[Records contained in a dataset]

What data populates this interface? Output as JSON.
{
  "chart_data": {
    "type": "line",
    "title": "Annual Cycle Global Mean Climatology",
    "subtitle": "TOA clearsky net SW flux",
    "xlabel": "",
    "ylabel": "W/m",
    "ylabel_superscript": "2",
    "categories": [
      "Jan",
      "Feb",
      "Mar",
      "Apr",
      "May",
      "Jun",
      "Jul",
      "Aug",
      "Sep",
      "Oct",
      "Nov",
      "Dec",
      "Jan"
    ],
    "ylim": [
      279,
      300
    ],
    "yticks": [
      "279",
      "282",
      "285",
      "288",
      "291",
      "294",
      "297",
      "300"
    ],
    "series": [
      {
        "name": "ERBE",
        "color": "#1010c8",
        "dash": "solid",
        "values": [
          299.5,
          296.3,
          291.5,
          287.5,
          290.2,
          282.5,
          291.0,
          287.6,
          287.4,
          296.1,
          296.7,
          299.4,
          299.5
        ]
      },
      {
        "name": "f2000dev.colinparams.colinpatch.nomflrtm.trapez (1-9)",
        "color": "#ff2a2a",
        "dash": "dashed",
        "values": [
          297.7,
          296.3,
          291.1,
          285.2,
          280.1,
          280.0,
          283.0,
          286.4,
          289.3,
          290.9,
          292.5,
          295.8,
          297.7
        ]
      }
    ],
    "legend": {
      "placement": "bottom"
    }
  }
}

> _Problem details_: Write an exact transcription of every entry above.

> _Response to the exercise_:
What data populates this interface? Output as JSON.
{
  "chart_data": {
    "type": "line",
    "title": "Annual Cycle Global Mean Climatology",
    "subtitle": "TOA clearsky net SW flux",
    "xlabel": "",
    "ylabel": "W/m",
    "ylabel_superscript": "2",
    "categories": [
      "Jan",
      "Feb",
      "Mar",
      "Apr",
      "May",
      "Jun",
      "Jul",
      "Aug",
      "Sep",
      "Oct",
      "Nov",
      "Dec",
      "Jan"
    ],
    "ylim": [
      279,
      300
    ],
    "yticks": [
      "279",
      "282",
      "285",
      "288",
      "291",
      "294",
      "297",
      "300"
    ],
    "series": [
      {
        "name": "ERBE",
        "color": "#1010c8",
        "dash": "solid",
        "values": [
          299.5,
          296.3,
          291.5,
          287.5,
          290.2,
          282.5,
          291.0,
          287.6,
          287.4,
          296.1,
          296.7,
          299.4,
          299.5
        ]
      },
      {
        "name": "f2000dev.colinparams.colinpatch.nomflrtm.trapez (1-9)",
        "color": "#ff2a2a",
        "dash": "dashed",
        "values": [
          297.7,
          296.3,
          291.1,
          285.2,
          280.1,
          280.0,
          283.0,
          286.4,
          289.3,
          290.9,
          292.5,
          295.8,
          297.7
        ]
      }
    ],
    "legend": {
      "placement": "bottom"
    }
  }
}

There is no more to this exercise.